Begin

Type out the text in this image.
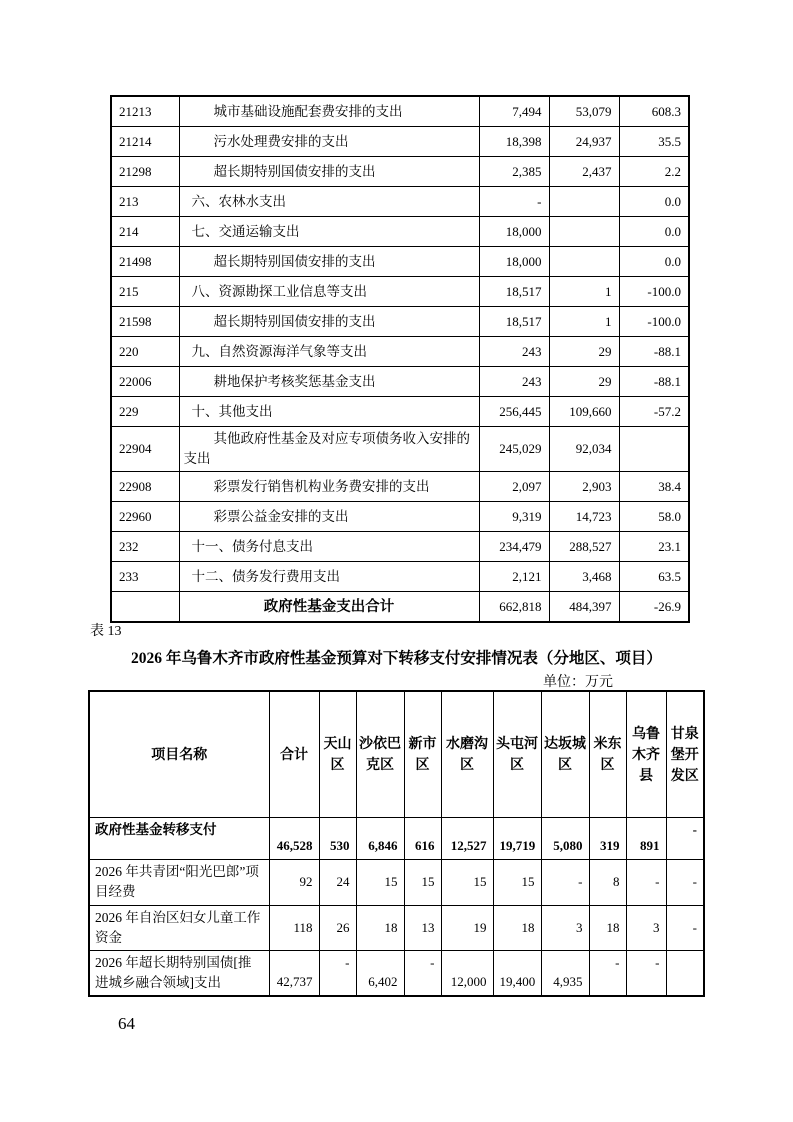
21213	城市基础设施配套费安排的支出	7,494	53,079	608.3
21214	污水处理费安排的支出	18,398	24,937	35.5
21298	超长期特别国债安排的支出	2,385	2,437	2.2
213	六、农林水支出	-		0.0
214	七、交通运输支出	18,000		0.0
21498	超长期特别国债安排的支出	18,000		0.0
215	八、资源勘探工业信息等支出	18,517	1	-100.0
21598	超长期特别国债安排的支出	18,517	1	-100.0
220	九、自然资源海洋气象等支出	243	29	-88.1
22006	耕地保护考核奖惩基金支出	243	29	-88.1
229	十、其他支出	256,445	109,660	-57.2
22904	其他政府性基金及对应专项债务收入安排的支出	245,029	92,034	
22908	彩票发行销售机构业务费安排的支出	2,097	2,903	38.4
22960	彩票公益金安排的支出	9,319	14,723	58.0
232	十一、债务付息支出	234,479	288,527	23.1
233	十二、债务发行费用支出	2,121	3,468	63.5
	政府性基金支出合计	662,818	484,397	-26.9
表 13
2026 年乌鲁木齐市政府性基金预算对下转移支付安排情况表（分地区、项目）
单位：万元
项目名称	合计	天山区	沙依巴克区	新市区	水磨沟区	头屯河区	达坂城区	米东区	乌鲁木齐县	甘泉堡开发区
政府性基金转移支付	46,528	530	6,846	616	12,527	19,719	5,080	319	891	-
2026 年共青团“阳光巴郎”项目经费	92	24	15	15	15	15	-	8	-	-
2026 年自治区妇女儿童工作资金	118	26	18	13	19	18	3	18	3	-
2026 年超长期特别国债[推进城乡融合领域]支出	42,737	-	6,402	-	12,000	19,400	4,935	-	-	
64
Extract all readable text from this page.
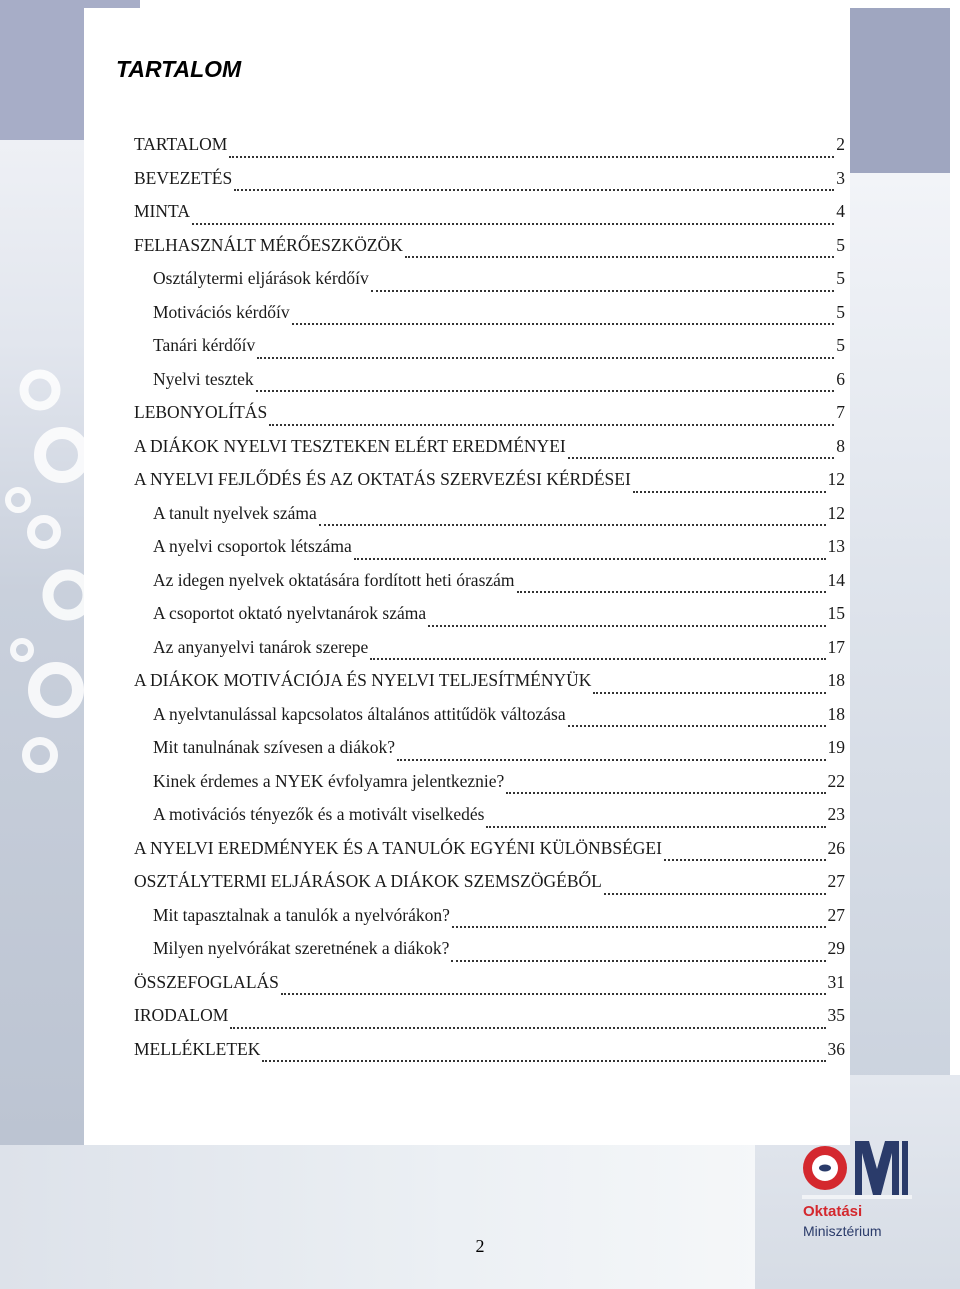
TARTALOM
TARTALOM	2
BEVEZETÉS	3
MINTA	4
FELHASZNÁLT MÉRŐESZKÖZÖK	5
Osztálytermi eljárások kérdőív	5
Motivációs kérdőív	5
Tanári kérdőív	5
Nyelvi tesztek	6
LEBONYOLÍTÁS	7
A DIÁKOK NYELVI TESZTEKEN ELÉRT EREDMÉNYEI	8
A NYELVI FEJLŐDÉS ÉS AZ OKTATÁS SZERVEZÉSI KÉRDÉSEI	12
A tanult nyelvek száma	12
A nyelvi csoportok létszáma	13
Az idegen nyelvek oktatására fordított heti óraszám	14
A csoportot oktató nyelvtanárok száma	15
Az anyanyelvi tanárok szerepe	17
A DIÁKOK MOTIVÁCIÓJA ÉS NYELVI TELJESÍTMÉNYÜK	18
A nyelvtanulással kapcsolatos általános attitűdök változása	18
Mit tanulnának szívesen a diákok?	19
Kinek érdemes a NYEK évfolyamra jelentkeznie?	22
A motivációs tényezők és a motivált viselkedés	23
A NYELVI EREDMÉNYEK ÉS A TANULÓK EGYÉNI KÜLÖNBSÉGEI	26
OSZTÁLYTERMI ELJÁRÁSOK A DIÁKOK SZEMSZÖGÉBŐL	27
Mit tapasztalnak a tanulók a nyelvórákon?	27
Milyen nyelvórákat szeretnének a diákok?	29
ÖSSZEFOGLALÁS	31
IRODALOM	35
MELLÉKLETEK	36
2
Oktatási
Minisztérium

End

• _TASK BRIEF_: Omit the pictures, and please restate word for word the lines running from the line with "Extract all readable text from this page." to the end of the entries.

• _SOLUTION TO THE EXERCISE_:
Extract all readable text from this page.
TARTALOM
TARTALOM	2
BEVEZETÉS	3
MINTA	4
FELHASZNÁLT MÉRŐESZKÖZÖK	5
Osztálytermi eljárások kérdőív	5
Motivációs kérdőív	5
Tanári kérdőív	5
Nyelvi tesztek	6
LEBONYOLÍTÁS	7
A DIÁKOK NYELVI TESZTEKEN ELÉRT EREDMÉNYEI	8
A NYELVI FEJLŐDÉS ÉS AZ OKTATÁS SZERVEZÉSI KÉRDÉSEI	12
A tanult nyelvek száma	12
A nyelvi csoportok létszáma	13
Az idegen nyelvek oktatására fordított heti óraszám	14
A csoportot oktató nyelvtanárok száma	15
Az anyanyelvi tanárok szerepe	17
A DIÁKOK MOTIVÁCIÓJA ÉS NYELVI TELJESÍTMÉNYÜK	18
A nyelvtanulással kapcsolatos általános attitűdök változása	18
Mit tanulnának szívesen a diákok?	19
Kinek érdemes a NYEK évfolyamra jelentkeznie?	22
A motivációs tényezők és a motivált viselkedés	23
A NYELVI EREDMÉNYEK ÉS A TANULÓK EGYÉNI KÜLÖNBSÉGEI	26
OSZTÁLYTERMI ELJÁRÁSOK A DIÁKOK SZEMSZÖGÉBŐL	27
Mit tapasztalnak a tanulók a nyelvórákon?	27
Milyen nyelvórákat szeretnének a diákok?	29
ÖSSZEFOGLALÁS	31
IRODALOM	35
MELLÉKLETEK	36
2
Oktatási
Minisztérium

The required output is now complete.